**Directions for this task:** Retype all the entries word for word, but omit the pictures.

**Stored rows:**
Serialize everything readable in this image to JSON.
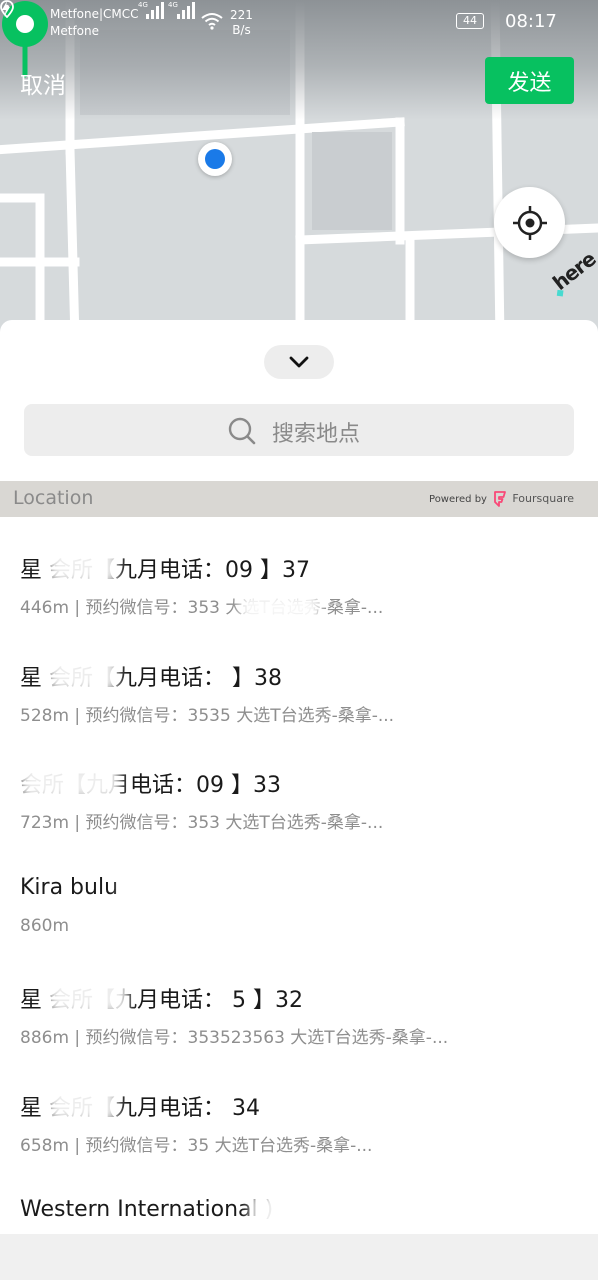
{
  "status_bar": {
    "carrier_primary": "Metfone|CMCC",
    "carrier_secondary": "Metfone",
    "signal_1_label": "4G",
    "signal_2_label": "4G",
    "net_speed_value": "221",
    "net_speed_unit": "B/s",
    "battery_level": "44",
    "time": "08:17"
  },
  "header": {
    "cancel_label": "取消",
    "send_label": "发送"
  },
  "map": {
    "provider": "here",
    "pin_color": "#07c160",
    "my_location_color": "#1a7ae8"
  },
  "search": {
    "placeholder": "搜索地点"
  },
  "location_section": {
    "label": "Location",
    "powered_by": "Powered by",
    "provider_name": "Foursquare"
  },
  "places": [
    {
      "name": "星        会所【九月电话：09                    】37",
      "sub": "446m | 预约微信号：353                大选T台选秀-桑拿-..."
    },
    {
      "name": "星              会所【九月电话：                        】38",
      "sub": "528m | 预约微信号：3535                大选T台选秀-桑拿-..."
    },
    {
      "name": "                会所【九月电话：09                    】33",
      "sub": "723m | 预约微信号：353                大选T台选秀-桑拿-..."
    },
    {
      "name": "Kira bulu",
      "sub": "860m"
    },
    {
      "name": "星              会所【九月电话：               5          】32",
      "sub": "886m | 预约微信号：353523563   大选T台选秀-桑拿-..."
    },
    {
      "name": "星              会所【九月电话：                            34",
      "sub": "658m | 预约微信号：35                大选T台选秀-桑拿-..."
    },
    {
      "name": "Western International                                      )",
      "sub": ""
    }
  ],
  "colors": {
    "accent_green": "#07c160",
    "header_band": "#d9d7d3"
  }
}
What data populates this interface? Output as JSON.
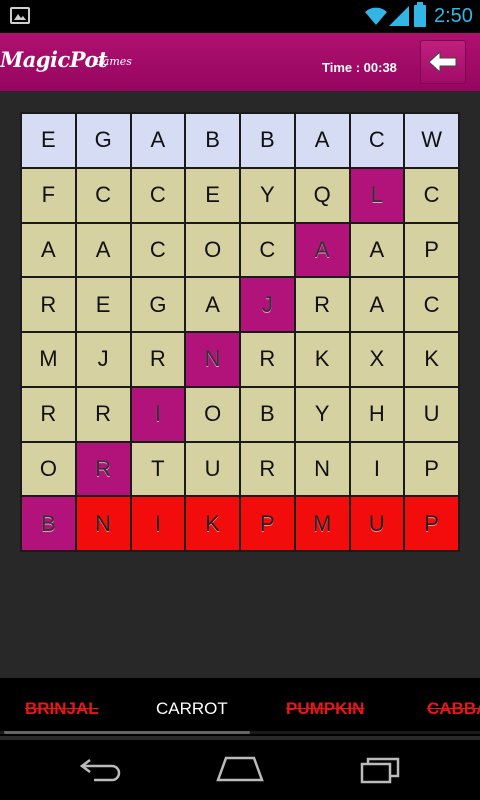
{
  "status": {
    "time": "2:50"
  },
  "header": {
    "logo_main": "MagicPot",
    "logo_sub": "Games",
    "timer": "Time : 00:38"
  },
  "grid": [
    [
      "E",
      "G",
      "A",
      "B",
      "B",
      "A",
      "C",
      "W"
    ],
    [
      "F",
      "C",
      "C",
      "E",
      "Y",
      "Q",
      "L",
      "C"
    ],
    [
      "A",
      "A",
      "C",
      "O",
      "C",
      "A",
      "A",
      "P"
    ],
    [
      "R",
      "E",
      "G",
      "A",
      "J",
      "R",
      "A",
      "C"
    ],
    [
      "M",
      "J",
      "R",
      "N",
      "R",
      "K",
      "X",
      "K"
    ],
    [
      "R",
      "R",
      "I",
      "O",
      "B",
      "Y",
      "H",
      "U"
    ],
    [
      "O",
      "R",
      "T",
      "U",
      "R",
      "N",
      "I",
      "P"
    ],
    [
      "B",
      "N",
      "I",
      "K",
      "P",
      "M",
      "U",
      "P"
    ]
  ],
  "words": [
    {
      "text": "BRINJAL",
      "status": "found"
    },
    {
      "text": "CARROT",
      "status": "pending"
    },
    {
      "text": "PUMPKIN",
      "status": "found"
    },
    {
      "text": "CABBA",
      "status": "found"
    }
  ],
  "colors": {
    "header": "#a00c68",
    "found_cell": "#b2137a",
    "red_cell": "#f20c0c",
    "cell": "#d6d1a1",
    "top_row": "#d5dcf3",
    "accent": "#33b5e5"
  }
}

**Complete response:**
Serialize everything readable in this image to JSON.
{
  "status_bar": {
    "carrier_primary": "Metfone|CMCC",
    "carrier_secondary": "Metfone",
    "signal_1_label": "4G",
    "signal_2_label": "4G",
    "net_speed_value": "221",
    "net_speed_unit": "B/s",
    "battery_level": "44",
    "time": "08:17"
  },
  "header": {
    "cancel_label": "取消",
    "send_label": "发送"
  },
  "map": {
    "provider": "here",
    "pin_color": "#07c160",
    "my_location_color": "#1a7ae8"
  },
  "search": {
    "placeholder": "搜索地点"
  },
  "location_section": {
    "label": "Location",
    "powered_by": "Powered by",
    "provider_name": "Foursquare"
  },
  "places": [
    {
      "name": "星        会所【九月电话：09                    】37",
      "sub": "446m | 预约微信号：353                大选T台选秀-桑拿-..."
    },
    {
      "name": "星              会所【九月电话：                        】38",
      "sub": "528m | 预约微信号：3535                大选T台选秀-桑拿-..."
    },
    {
      "name": "                会所【九月电话：09                    】33",
      "sub": "723m | 预约微信号：353                大选T台选秀-桑拿-..."
    },
    {
      "name": "Kira bulu",
      "sub": "860m"
    },
    {
      "name": "星              会所【九月电话：               5          】32",
      "sub": "886m | 预约微信号：353523563   大选T台选秀-桑拿-..."
    },
    {
      "name": "星              会所【九月电话：                            34",
      "sub": "658m | 预约微信号：35                大选T台选秀-桑拿-..."
    },
    {
      "name": "Western International                                      )",
      "sub": ""
    }
  ],
  "colors": {
    "accent_green": "#07c160",
    "header_band": "#d9d7d3"
  }
}
What data populates this interface? Output as JSON.
{
  "status": {
    "time": "2:50"
  },
  "header": {
    "logo_main": "MagicPot",
    "logo_sub": "Games",
    "timer": "Time : 00:38"
  },
  "grid": [
    [
      "E",
      "G",
      "A",
      "B",
      "B",
      "A",
      "C",
      "W"
    ],
    [
      "F",
      "C",
      "C",
      "E",
      "Y",
      "Q",
      "L",
      "C"
    ],
    [
      "A",
      "A",
      "C",
      "O",
      "C",
      "A",
      "A",
      "P"
    ],
    [
      "R",
      "E",
      "G",
      "A",
      "J",
      "R",
      "A",
      "C"
    ],
    [
      "M",
      "J",
      "R",
      "N",
      "R",
      "K",
      "X",
      "K"
    ],
    [
      "R",
      "R",
      "I",
      "O",
      "B",
      "Y",
      "H",
      "U"
    ],
    [
      "O",
      "R",
      "T",
      "U",
      "R",
      "N",
      "I",
      "P"
    ],
    [
      "B",
      "N",
      "I",
      "K",
      "P",
      "M",
      "U",
      "P"
    ]
  ],
  "words": [
    {
      "text": "BRINJAL",
      "status": "found"
    },
    {
      "text": "CARROT",
      "status": "pending"
    },
    {
      "text": "PUMPKIN",
      "status": "found"
    },
    {
      "text": "CABBA",
      "status": "found"
    }
  ],
  "colors": {
    "header": "#a00c68",
    "found_cell": "#b2137a",
    "red_cell": "#f20c0c",
    "cell": "#d6d1a1",
    "top_row": "#d5dcf3",
    "accent": "#33b5e5"
  }
}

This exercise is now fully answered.